━━━━━ ЦИТИРУЕМЫЙ ТЕКСТ
В то же время другой автор монографии А.Е. Худокормов выражает некоторый скептицизм относительно позитивной роли государства в экономике России. Он пишет о полемике, «разгоревшейся в отечественной литературе между «государственниками» (С. Глазьев, Г. Фетисов и др.) и нераскаявшимися «ультрарыночниками» (А. Кудрин, С. Гуриев, В. May, Е. Ясин). Которое из направлений лучшее? По нашему мнению, «оба хуже», ибо дело не в том, у кого больше провалов - у российского рынка или российского государства. Дело в общей негодности российской элиты. И пока она остается такой, как сейчас, нам с нефтяной иглы не соскочить и в макрорегион научно-технического прогресса не вступить. С сегодняшним качеством элиты мы в мировом хозяйстве останемся на вторых, а, возможно, и на третьих ролях, причем, как с экономикой огосударствленной и квазиплановой, так и с экономикой сугубо рыночной и антиэтатистской» [с. 60].
По нашему мнению, точка зрения А.Е. Худокормова не лишена истины. Пока власть сращена с крупным капиталом и обслуживает его интересы, - как это имеет место в современной России, -ждать серьезных изменений в векторе развития страны не приходится. Для подлинного возрождения России, на наш взгляд, необходимы подлинное народовластие и государственное планирование экономики в интересах большинства народа.
━━━━━━━━━━
━━━━━ ИЗВЛЕЧЁННЫЕ ЗАПИСИ
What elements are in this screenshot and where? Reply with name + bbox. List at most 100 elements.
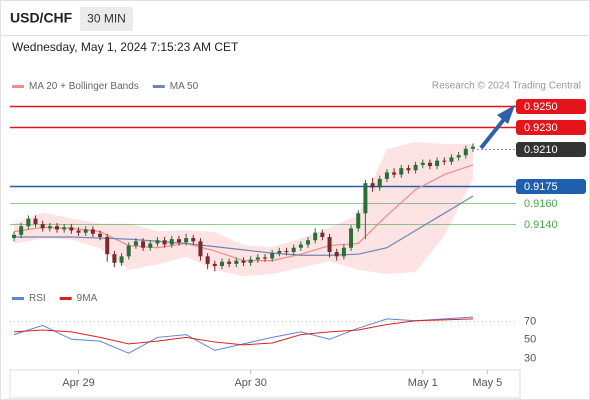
candle-body [356, 213, 361, 229]
candle-body [377, 178, 382, 188]
candle-body [40, 224, 45, 229]
candle-body [98, 233, 103, 237]
candle-body [62, 227, 67, 230]
candle-body [26, 218, 31, 227]
level-label: 0.9175 [524, 181, 558, 193]
candle-body [442, 160, 447, 162]
candle-body [55, 226, 60, 230]
plot-layer: MA 20 + Bollinger Bands MA 50 0.9250 0.9230… [10, 81, 586, 389]
candle-body [162, 240, 167, 245]
bollinger-upper [13, 141, 473, 249]
candle-body [198, 241, 203, 257]
candle-body [320, 232, 325, 237]
y-tick-label: 50 [524, 333, 536, 345]
symbol: USD/CHF [10, 10, 73, 26]
x-tick-label: Apr 30 [234, 377, 266, 389]
legend-swatch [152, 85, 165, 88]
candle-body [427, 162, 432, 166]
x-tick-label: May 1 [408, 377, 438, 389]
interval-box [80, 7, 133, 31]
legend-swatch [12, 297, 24, 300]
candle-body [370, 183, 375, 188]
candle-body [234, 260, 239, 264]
y-tick-label: 30 [524, 352, 536, 364]
candle-body [255, 257, 260, 260]
candle-body [76, 230, 81, 233]
level-box [516, 120, 586, 135]
candle-body [270, 253, 275, 259]
candle-body [470, 146, 475, 149]
candle-body [327, 236, 332, 253]
forecast-arrow [479, 116, 507, 150]
candle-body [69, 227, 74, 231]
level-label: 0.9160 [524, 198, 558, 210]
legend-label: RSI [29, 293, 46, 304]
candle-body [184, 238, 189, 243]
candle-body [420, 162, 425, 165]
candle-body [349, 228, 354, 248]
candle-body [133, 241, 138, 246]
candle-body [399, 168, 404, 175]
candle-body [248, 259, 253, 263]
candle-body [392, 172, 397, 175]
legend-swatch [59, 297, 72, 300]
bollinger-lower [13, 177, 474, 277]
candle-body [12, 234, 16, 239]
ma-line [14, 195, 474, 256]
level-box [516, 179, 586, 194]
legend-label: MA 50 [170, 81, 199, 92]
candle-body [413, 164, 418, 171]
credit: Research © 2024 Trading Central [432, 81, 581, 92]
level-box [516, 142, 586, 157]
candle-body [241, 260, 246, 263]
candle-body [334, 252, 339, 257]
candle-body [463, 148, 468, 156]
candle-body [176, 239, 181, 243]
level-label: 0.9250 [524, 101, 558, 113]
candle-body [291, 247, 296, 253]
candle-body [33, 218, 38, 225]
candle-body [306, 240, 311, 245]
candle-body [83, 229, 88, 233]
candle-body [277, 250, 282, 254]
candle-body [205, 256, 210, 264]
candle-body [313, 232, 318, 241]
candle-body [435, 160, 440, 166]
rsi-line [13, 318, 473, 346]
candle-body [449, 157, 454, 162]
x-tick-label: Apr 29 [62, 377, 94, 389]
x-axis-box [9, 369, 521, 399]
candle-body [141, 241, 146, 248]
forecast-arrowhead [497, 105, 515, 124]
candle-body [219, 261, 224, 267]
candle-body [341, 247, 346, 257]
candle-body [112, 254, 117, 263]
candle-body [212, 263, 217, 267]
candle-body [363, 183, 368, 214]
candle-body [263, 257, 267, 259]
candle-body [90, 229, 95, 234]
candle-body [155, 240, 160, 244]
level-label: 0.9210 [524, 144, 558, 156]
candle-body [169, 239, 174, 245]
candle-body [47, 226, 52, 229]
legend-label: 9MA [77, 293, 98, 304]
candle-body [119, 256, 124, 263]
timestamp: Wednesday, May 1, 2024 7:15:23 AM CET [12, 40, 239, 54]
level-label: 0.9230 [524, 122, 558, 134]
candle-body [191, 238, 196, 242]
candle-body [284, 250, 289, 253]
candle-body [227, 261, 232, 264]
candle-body [406, 168, 411, 171]
candle-body [126, 245, 131, 257]
interval: 30 MIN [87, 12, 126, 26]
candle-body [456, 155, 461, 158]
level-label: 0.9140 [524, 219, 558, 231]
candle-body [19, 226, 24, 235]
rsi-line [13, 316, 474, 354]
level-box [516, 99, 586, 114]
x-tick-label: May 5 [472, 377, 502, 389]
candle-body [105, 236, 110, 255]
━━━━━━━━━━
ЗАДАНИЕ:
Переведите на английский язык предложение «Дело в общей негодности российской элиты» из текста о роли государства в экономике России. Записи служат отдельным материалом и к тексту не относятся.

ПИСЬМЕННЫЙ ОТВЕТ:
The point is the general unfitness of the Russian elite.